- _DIRECTIVE_
Render every entry exactly as it appears.
==============================
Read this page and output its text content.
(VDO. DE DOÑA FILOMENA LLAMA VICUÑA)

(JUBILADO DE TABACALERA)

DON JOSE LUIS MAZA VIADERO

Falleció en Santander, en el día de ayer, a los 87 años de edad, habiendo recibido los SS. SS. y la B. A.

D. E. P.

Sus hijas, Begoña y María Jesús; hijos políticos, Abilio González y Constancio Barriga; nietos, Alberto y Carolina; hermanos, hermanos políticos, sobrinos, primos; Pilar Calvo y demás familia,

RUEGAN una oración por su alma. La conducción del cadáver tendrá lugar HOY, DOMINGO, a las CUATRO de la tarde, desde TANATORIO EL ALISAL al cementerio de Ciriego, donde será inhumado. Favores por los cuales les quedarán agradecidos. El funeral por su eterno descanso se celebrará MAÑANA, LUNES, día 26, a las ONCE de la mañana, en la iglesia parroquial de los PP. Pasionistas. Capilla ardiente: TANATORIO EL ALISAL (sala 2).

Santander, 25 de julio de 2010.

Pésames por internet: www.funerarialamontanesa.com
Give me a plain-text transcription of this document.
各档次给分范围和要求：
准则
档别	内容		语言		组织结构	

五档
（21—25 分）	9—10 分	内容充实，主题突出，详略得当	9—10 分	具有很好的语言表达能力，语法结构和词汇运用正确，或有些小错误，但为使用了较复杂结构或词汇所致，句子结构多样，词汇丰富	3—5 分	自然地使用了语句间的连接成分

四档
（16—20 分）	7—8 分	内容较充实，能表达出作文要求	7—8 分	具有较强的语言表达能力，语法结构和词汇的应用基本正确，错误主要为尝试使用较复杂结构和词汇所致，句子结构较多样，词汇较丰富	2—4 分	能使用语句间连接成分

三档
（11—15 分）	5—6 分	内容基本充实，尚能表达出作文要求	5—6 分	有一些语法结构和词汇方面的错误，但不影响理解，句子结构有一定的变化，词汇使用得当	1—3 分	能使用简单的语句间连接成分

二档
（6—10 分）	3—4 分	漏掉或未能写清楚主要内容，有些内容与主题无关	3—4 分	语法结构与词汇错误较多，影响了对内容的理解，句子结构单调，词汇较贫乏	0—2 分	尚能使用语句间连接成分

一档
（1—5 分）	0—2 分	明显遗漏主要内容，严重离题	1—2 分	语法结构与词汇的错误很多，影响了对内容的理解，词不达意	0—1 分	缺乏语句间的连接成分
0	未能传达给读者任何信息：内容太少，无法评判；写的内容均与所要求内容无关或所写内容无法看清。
==============================
- _THE OUTPUT_
Read this page and output its text content.
(VDO. DE DOÑA FILOMENA LLAMA VICUÑA)

(JUBILADO DE TABACALERA)

DON JOSE LUIS MAZA VIADERO

Falleció en Santander, en el día de ayer, a los 87 años de edad, habiendo recibido los SS. SS. y la B. A.

D. E. P.

Sus hijas, Begoña y María Jesús; hijos políticos, Abilio González y Constancio Barriga; nietos, Alberto y Carolina; hermanos, hermanos políticos, sobrinos, primos; Pilar Calvo y demás familia,

RUEGAN una oración por su alma. La conducción del cadáver tendrá lugar HOY, DOMINGO, a las CUATRO de la tarde, desde TANATORIO EL ALISAL al cementerio de Ciriego, donde será inhumado. Favores por los cuales les quedarán agradecidos. El funeral por su eterno descanso se celebrará MAÑANA, LUNES, día 26, a las ONCE de la mañana, en la iglesia parroquial de los PP. Pasionistas. Capilla ardiente: TANATORIO EL ALISAL (sala 2).

Santander, 25 de julio de 2010.

Pésames por internet: www.funerarialamontanesa.com
Give me a plain-text transcription of this document.
各档次给分范围和要求：
准则
档别	内容		语言		组织结构	

五档
（21—25 分）	9—10 分	内容充实，主题突出，详略得当	9—10 分	具有很好的语言表达能力，语法结构和词汇运用正确，或有些小错误，但为使用了较复杂结构或词汇所致，句子结构多样，词汇丰富	3—5 分	自然地使用了语句间的连接成分

四档
（16—20 分）	7—8 分	内容较充实，能表达出作文要求	7—8 分	具有较强的语言表达能力，语法结构和词汇的应用基本正确，错误主要为尝试使用较复杂结构和词汇所致，句子结构较多样，词汇较丰富	2—4 分	能使用语句间连接成分

三档
（11—15 分）	5—6 分	内容基本充实，尚能表达出作文要求	5—6 分	有一些语法结构和词汇方面的错误，但不影响理解，句子结构有一定的变化，词汇使用得当	1—3 分	能使用简单的语句间连接成分

二档
（6—10 分）	3—4 分	漏掉或未能写清楚主要内容，有些内容与主题无关	3—4 分	语法结构与词汇错误较多，影响了对内容的理解，句子结构单调，词汇较贫乏	0—2 分	尚能使用语句间连接成分

一档
（1—5 分）	0—2 分	明显遗漏主要内容，严重离题	1—2 分	语法结构与词汇的错误很多，影响了对内容的理解，词不达意	0—1 分	缺乏语句间的连接成分
0	未能传达给读者任何信息：内容太少，无法评判；写的内容均与所要求内容无关或所写内容无法看清。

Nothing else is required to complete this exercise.